↓↓↓
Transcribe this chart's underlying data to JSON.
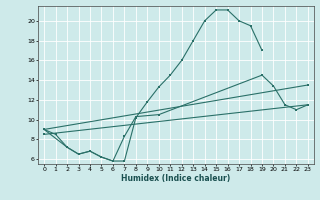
{
  "title": "",
  "xlabel": "Humidex (Indice chaleur)",
  "bg_color": "#ceeaea",
  "grid_color": "#b0d8d8",
  "line_color": "#2a7068",
  "xlim": [
    -0.5,
    23.5
  ],
  "ylim": [
    5.5,
    21.5
  ],
  "xticks": [
    0,
    1,
    2,
    3,
    4,
    5,
    6,
    7,
    8,
    9,
    10,
    11,
    12,
    13,
    14,
    15,
    16,
    17,
    18,
    19,
    20,
    21,
    22,
    23
  ],
  "yticks": [
    6,
    8,
    10,
    12,
    14,
    16,
    18,
    20
  ],
  "line1_x": [
    0,
    1,
    2,
    3,
    4,
    5,
    6,
    7,
    8,
    9,
    10,
    11,
    12,
    13,
    14,
    15,
    16,
    17,
    18,
    19
  ],
  "line1_y": [
    9.0,
    8.5,
    7.2,
    6.5,
    6.8,
    6.2,
    5.8,
    5.8,
    10.2,
    11.8,
    13.3,
    14.5,
    16.0,
    18.0,
    20.0,
    21.1,
    21.1,
    20.0,
    19.5,
    17.0
  ],
  "line2_x": [
    0,
    2,
    3,
    4,
    5,
    6,
    7,
    8,
    10,
    19,
    20,
    21,
    22,
    23
  ],
  "line2_y": [
    9.0,
    7.2,
    6.5,
    6.8,
    6.2,
    5.8,
    8.3,
    10.3,
    10.5,
    14.5,
    13.4,
    11.5,
    11.0,
    11.5
  ],
  "line3_x": [
    0,
    23
  ],
  "line3_y": [
    8.5,
    11.5
  ],
  "line4_x": [
    0,
    23
  ],
  "line4_y": [
    9.0,
    13.5
  ]
}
↑↑↑
**THE REQUEST:** All of the material above needs to be restated exactly, with no pictures.

**RIGHT ANSWER:**
Transcribe this chart's underlying data to JSON.
{
  "title": "",
  "xlabel": "Humidex (Indice chaleur)",
  "bg_color": "#ceeaea",
  "grid_color": "#b0d8d8",
  "line_color": "#2a7068",
  "xlim": [
    -0.5,
    23.5
  ],
  "ylim": [
    5.5,
    21.5
  ],
  "xticks": [
    0,
    1,
    2,
    3,
    4,
    5,
    6,
    7,
    8,
    9,
    10,
    11,
    12,
    13,
    14,
    15,
    16,
    17,
    18,
    19,
    20,
    21,
    22,
    23
  ],
  "yticks": [
    6,
    8,
    10,
    12,
    14,
    16,
    18,
    20
  ],
  "line1_x": [
    0,
    1,
    2,
    3,
    4,
    5,
    6,
    7,
    8,
    9,
    10,
    11,
    12,
    13,
    14,
    15,
    16,
    17,
    18,
    19
  ],
  "line1_y": [
    9.0,
    8.5,
    7.2,
    6.5,
    6.8,
    6.2,
    5.8,
    5.8,
    10.2,
    11.8,
    13.3,
    14.5,
    16.0,
    18.0,
    20.0,
    21.1,
    21.1,
    20.0,
    19.5,
    17.0
  ],
  "line2_x": [
    0,
    2,
    3,
    4,
    5,
    6,
    7,
    8,
    10,
    19,
    20,
    21,
    22,
    23
  ],
  "line2_y": [
    9.0,
    7.2,
    6.5,
    6.8,
    6.2,
    5.8,
    8.3,
    10.3,
    10.5,
    14.5,
    13.4,
    11.5,
    11.0,
    11.5
  ],
  "line3_x": [
    0,
    23
  ],
  "line3_y": [
    8.5,
    11.5
  ],
  "line4_x": [
    0,
    23
  ],
  "line4_y": [
    9.0,
    13.5
  ]
}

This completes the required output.